GIVEN REQUEST:
Check each line of the records below and collect those that include the word "color".

[Dataset records]
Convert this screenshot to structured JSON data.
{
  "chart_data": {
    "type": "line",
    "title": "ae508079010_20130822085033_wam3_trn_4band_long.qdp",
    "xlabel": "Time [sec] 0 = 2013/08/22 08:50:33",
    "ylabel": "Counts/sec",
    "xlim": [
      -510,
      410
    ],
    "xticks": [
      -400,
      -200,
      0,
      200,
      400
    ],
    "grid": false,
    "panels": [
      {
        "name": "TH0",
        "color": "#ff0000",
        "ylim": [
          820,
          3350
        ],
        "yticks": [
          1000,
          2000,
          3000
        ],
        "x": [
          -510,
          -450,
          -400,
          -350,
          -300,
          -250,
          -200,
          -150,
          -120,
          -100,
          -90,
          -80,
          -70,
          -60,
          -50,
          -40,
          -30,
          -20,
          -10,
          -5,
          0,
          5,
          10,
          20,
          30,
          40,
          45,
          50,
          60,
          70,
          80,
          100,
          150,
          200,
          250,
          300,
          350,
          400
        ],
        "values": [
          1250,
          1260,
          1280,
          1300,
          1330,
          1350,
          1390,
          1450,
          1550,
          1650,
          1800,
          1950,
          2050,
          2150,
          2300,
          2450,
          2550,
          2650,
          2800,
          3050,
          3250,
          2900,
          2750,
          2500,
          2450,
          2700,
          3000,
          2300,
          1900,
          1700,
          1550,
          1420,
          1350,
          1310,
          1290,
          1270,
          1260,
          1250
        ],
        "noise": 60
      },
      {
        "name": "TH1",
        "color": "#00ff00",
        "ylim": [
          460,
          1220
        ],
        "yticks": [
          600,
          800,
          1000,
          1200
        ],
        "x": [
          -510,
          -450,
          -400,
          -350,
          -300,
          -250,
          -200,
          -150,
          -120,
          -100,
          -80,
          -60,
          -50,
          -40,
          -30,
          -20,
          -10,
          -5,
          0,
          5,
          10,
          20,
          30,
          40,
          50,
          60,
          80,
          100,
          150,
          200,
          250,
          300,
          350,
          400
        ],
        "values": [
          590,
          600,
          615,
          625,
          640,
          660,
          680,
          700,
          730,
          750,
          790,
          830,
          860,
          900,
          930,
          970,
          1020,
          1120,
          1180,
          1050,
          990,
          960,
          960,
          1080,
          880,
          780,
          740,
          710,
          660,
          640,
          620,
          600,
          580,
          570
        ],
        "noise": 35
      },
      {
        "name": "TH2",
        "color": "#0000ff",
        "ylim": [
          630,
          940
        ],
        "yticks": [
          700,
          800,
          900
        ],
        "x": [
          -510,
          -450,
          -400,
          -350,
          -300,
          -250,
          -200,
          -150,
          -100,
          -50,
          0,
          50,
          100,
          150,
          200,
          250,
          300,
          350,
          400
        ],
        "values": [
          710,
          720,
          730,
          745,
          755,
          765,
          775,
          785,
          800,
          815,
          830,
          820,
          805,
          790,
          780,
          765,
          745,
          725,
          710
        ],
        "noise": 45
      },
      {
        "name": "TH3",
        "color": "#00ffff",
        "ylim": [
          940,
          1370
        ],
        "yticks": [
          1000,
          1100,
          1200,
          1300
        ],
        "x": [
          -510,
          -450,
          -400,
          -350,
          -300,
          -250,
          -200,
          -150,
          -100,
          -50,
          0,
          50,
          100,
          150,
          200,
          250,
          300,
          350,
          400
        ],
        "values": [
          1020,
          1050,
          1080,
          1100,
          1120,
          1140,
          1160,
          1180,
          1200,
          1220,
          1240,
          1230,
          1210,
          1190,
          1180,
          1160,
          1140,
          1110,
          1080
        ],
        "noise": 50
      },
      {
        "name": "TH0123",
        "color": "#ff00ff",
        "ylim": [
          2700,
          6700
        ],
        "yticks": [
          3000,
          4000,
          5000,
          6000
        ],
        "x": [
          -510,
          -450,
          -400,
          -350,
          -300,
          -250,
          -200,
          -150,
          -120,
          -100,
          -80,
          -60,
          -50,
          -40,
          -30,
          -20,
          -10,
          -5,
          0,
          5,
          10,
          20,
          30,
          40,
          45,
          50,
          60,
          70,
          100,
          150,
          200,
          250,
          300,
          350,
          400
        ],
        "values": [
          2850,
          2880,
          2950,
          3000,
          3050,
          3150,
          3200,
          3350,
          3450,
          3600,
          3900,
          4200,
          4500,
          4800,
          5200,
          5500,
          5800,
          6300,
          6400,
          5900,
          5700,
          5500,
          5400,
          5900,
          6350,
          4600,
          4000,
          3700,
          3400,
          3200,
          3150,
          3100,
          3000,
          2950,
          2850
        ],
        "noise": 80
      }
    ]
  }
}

RESPONSE TO THE TASK:
        "color": "#ff0000",
        "color": "#00ff00",
        "color": "#0000ff",
        "color": "#00ffff",
        "color": "#ff00ff",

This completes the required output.